* _Task goal_
Without including any images, reproduce each entry exactly.

* _Items listed in a dataset_
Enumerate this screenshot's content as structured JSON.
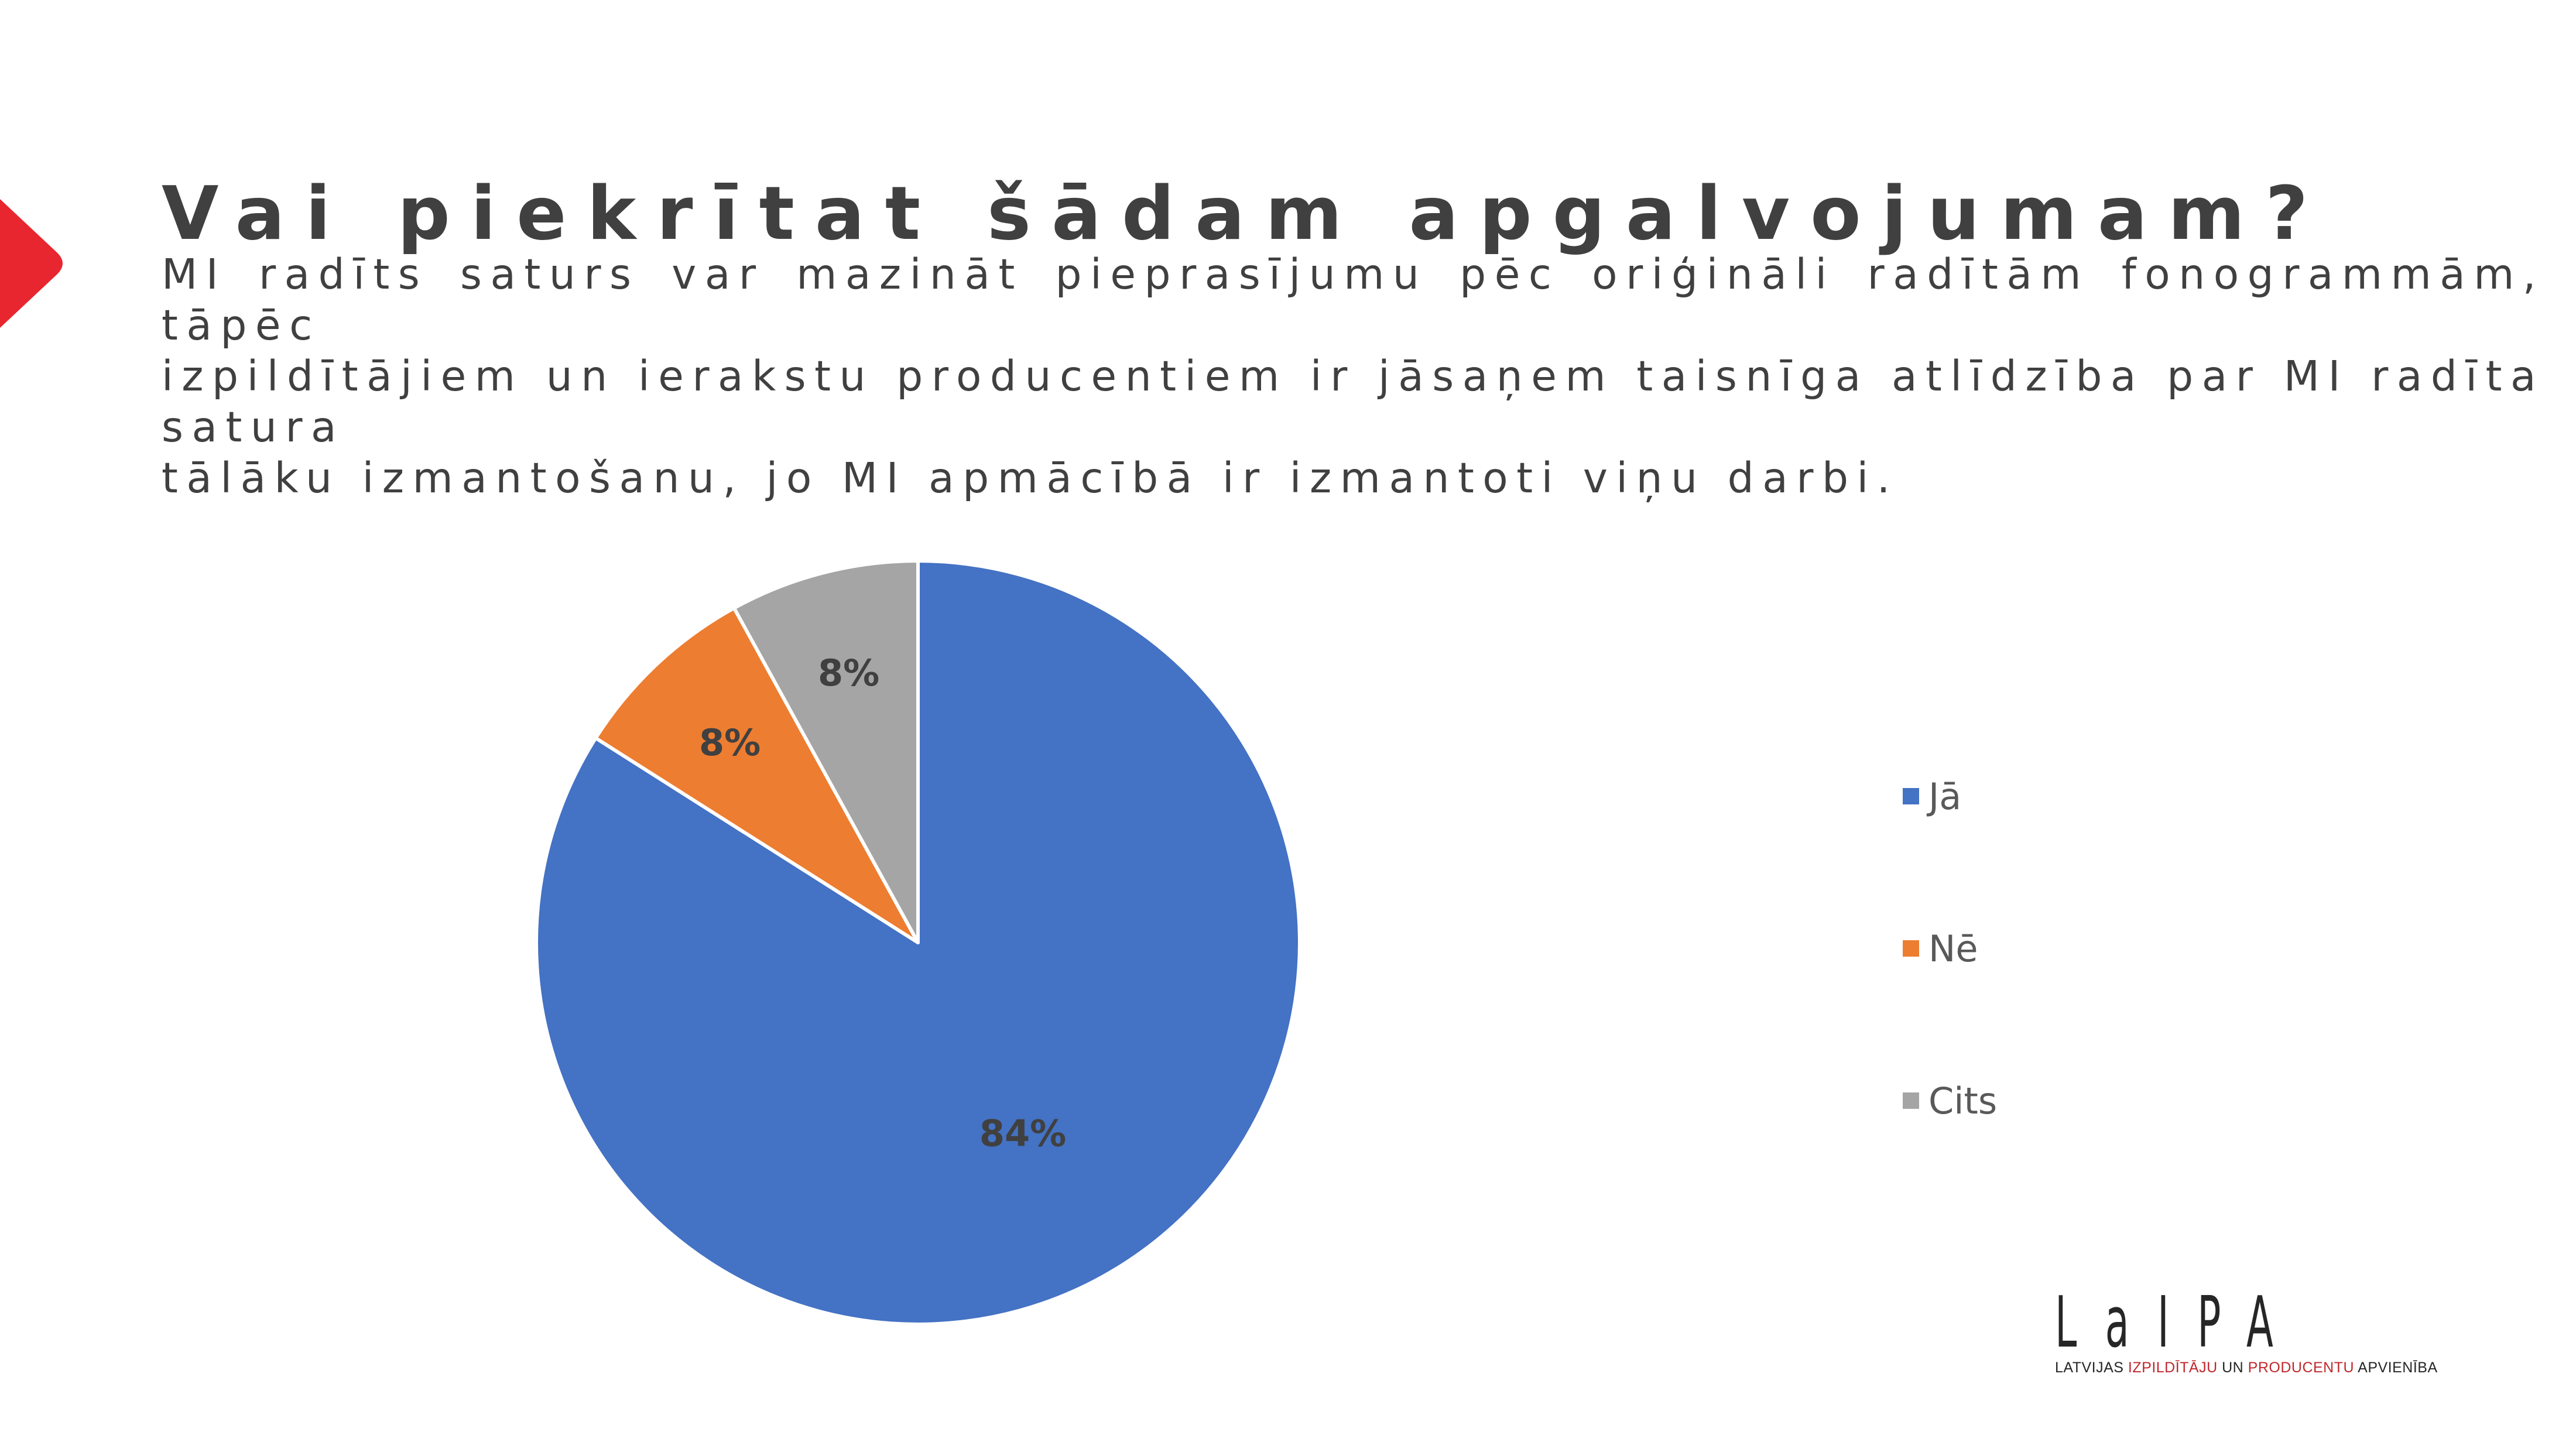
{
  "heading": {
    "title": "Vai piekrītat šādam apgalvojumam?",
    "subtitle_lines": [
      "MI radīts saturs var mazināt pieprasījumu pēc oriģināli radītām fonogrammām, tāpēc",
      "izpildītājiem un ierakstu producentiem ir jāsaņem taisnīga atlīdzība par MI radīta satura",
      "tālāku izmantošanu, jo MI apmācībā ir izmantoti viņu darbi."
    ]
  },
  "colors": {
    "accent_arrow": "#e8262f",
    "text": "#404040"
  },
  "chart_data": {
    "type": "pie",
    "title": "",
    "slices": [
      {
        "label": "Jā",
        "value": 84,
        "display": "84%",
        "color": "#4472c4"
      },
      {
        "label": "Nē",
        "value": 8,
        "display": "8%",
        "color": "#ed7d31"
      },
      {
        "label": "Cits",
        "value": 8,
        "display": "8%",
        "color": "#a5a5a5"
      }
    ],
    "start_angle": "12 o'clock",
    "direction": "clockwise",
    "data_labels": "inside, percent",
    "legend_position": "right"
  },
  "logo": {
    "mark": "LaIPA",
    "tagline_parts": [
      {
        "text": "LATVIJAS ",
        "accent": false
      },
      {
        "text": "IZPILDĪTĀJU",
        "accent": true
      },
      {
        "text": " UN ",
        "accent": false
      },
      {
        "text": "PRODUCENTU",
        "accent": true
      },
      {
        "text": " APVIENĪBA",
        "accent": false
      }
    ]
  }
}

* _The completed task_
Enumerate this screenshot's content as structured JSON.
{
  "heading": {
    "title": "Vai piekrītat šādam apgalvojumam?",
    "subtitle_lines": [
      "MI radīts saturs var mazināt pieprasījumu pēc oriģināli radītām fonogrammām, tāpēc",
      "izpildītājiem un ierakstu producentiem ir jāsaņem taisnīga atlīdzība par MI radīta satura",
      "tālāku izmantošanu, jo MI apmācībā ir izmantoti viņu darbi."
    ]
  },
  "colors": {
    "accent_arrow": "#e8262f",
    "text": "#404040"
  },
  "chart_data": {
    "type": "pie",
    "title": "",
    "slices": [
      {
        "label": "Jā",
        "value": 84,
        "display": "84%",
        "color": "#4472c4"
      },
      {
        "label": "Nē",
        "value": 8,
        "display": "8%",
        "color": "#ed7d31"
      },
      {
        "label": "Cits",
        "value": 8,
        "display": "8%",
        "color": "#a5a5a5"
      }
    ],
    "start_angle": "12 o'clock",
    "direction": "clockwise",
    "data_labels": "inside, percent",
    "legend_position": "right"
  },
  "logo": {
    "mark": "LaIPA",
    "tagline_parts": [
      {
        "text": "LATVIJAS ",
        "accent": false
      },
      {
        "text": "IZPILDĪTĀJU",
        "accent": true
      },
      {
        "text": " UN ",
        "accent": false
      },
      {
        "text": "PRODUCENTU",
        "accent": true
      },
      {
        "text": " APVIENĪBA",
        "accent": false
      }
    ]
  }
}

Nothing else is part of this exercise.